> [Objective]: Without omitting anything, return the records precisely as given.

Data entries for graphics
━━━━━━━━━━

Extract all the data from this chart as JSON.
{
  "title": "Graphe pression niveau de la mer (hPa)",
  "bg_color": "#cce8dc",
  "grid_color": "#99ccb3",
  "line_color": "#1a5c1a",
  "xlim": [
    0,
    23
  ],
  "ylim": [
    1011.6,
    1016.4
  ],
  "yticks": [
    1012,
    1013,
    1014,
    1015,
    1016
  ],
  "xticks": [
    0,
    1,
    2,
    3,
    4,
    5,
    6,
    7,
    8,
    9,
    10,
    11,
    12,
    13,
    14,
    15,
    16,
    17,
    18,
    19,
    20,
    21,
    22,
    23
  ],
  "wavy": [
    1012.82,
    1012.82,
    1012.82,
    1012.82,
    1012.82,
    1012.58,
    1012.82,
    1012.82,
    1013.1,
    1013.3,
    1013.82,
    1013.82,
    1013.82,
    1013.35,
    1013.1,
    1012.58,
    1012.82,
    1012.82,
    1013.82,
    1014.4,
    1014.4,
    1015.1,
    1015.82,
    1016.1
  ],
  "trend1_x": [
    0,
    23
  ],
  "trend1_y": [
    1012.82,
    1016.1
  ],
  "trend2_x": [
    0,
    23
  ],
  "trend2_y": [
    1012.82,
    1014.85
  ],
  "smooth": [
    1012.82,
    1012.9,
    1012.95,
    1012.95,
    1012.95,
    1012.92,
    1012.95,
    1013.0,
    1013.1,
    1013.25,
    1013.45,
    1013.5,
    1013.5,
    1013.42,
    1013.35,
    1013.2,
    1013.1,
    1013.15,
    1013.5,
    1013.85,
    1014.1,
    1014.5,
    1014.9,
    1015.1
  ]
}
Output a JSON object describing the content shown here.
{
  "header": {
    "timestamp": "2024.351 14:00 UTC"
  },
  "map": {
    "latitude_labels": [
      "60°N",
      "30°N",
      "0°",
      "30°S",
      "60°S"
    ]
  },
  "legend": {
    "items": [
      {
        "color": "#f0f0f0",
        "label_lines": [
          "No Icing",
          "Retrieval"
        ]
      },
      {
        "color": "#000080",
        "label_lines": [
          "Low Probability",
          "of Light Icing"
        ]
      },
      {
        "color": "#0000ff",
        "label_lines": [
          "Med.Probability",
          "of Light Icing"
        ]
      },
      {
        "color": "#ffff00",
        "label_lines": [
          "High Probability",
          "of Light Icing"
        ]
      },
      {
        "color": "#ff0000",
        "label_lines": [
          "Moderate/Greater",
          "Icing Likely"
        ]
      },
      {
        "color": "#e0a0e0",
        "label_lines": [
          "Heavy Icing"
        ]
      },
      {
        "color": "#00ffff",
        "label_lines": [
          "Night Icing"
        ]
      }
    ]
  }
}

━━━━━━━━━━

> [Task response]:
Extract all the data from this chart as JSON.
{
  "title": "Graphe pression niveau de la mer (hPa)",
  "bg_color": "#cce8dc",
  "grid_color": "#99ccb3",
  "line_color": "#1a5c1a",
  "xlim": [
    0,
    23
  ],
  "ylim": [
    1011.6,
    1016.4
  ],
  "yticks": [
    1012,
    1013,
    1014,
    1015,
    1016
  ],
  "xticks": [
    0,
    1,
    2,
    3,
    4,
    5,
    6,
    7,
    8,
    9,
    10,
    11,
    12,
    13,
    14,
    15,
    16,
    17,
    18,
    19,
    20,
    21,
    22,
    23
  ],
  "wavy": [
    1012.82,
    1012.82,
    1012.82,
    1012.82,
    1012.82,
    1012.58,
    1012.82,
    1012.82,
    1013.1,
    1013.3,
    1013.82,
    1013.82,
    1013.82,
    1013.35,
    1013.1,
    1012.58,
    1012.82,
    1012.82,
    1013.82,
    1014.4,
    1014.4,
    1015.1,
    1015.82,
    1016.1
  ],
  "trend1_x": [
    0,
    23
  ],
  "trend1_y": [
    1012.82,
    1016.1
  ],
  "trend2_x": [
    0,
    23
  ],
  "trend2_y": [
    1012.82,
    1014.85
  ],
  "smooth": [
    1012.82,
    1012.9,
    1012.95,
    1012.95,
    1012.95,
    1012.92,
    1012.95,
    1013.0,
    1013.1,
    1013.25,
    1013.45,
    1013.5,
    1013.5,
    1013.42,
    1013.35,
    1013.2,
    1013.1,
    1013.15,
    1013.5,
    1013.85,
    1014.1,
    1014.5,
    1014.9,
    1015.1
  ]
}
Output a JSON object describing the content shown here.
{
  "header": {
    "timestamp": "2024.351 14:00 UTC"
  },
  "map": {
    "latitude_labels": [
      "60°N",
      "30°N",
      "0°",
      "30°S",
      "60°S"
    ]
  },
  "legend": {
    "items": [
      {
        "color": "#f0f0f0",
        "label_lines": [
          "No Icing",
          "Retrieval"
        ]
      },
      {
        "color": "#000080",
        "label_lines": [
          "Low Probability",
          "of Light Icing"
        ]
      },
      {
        "color": "#0000ff",
        "label_lines": [
          "Med.Probability",
          "of Light Icing"
        ]
      },
      {
        "color": "#ffff00",
        "label_lines": [
          "High Probability",
          "of Light Icing"
        ]
      },
      {
        "color": "#ff0000",
        "label_lines": [
          "Moderate/Greater",
          "Icing Likely"
        ]
      },
      {
        "color": "#e0a0e0",
        "label_lines": [
          "Heavy Icing"
        ]
      },
      {
        "color": "#00ffff",
        "label_lines": [
          "Night Icing"
        ]
      }
    ]
  }
}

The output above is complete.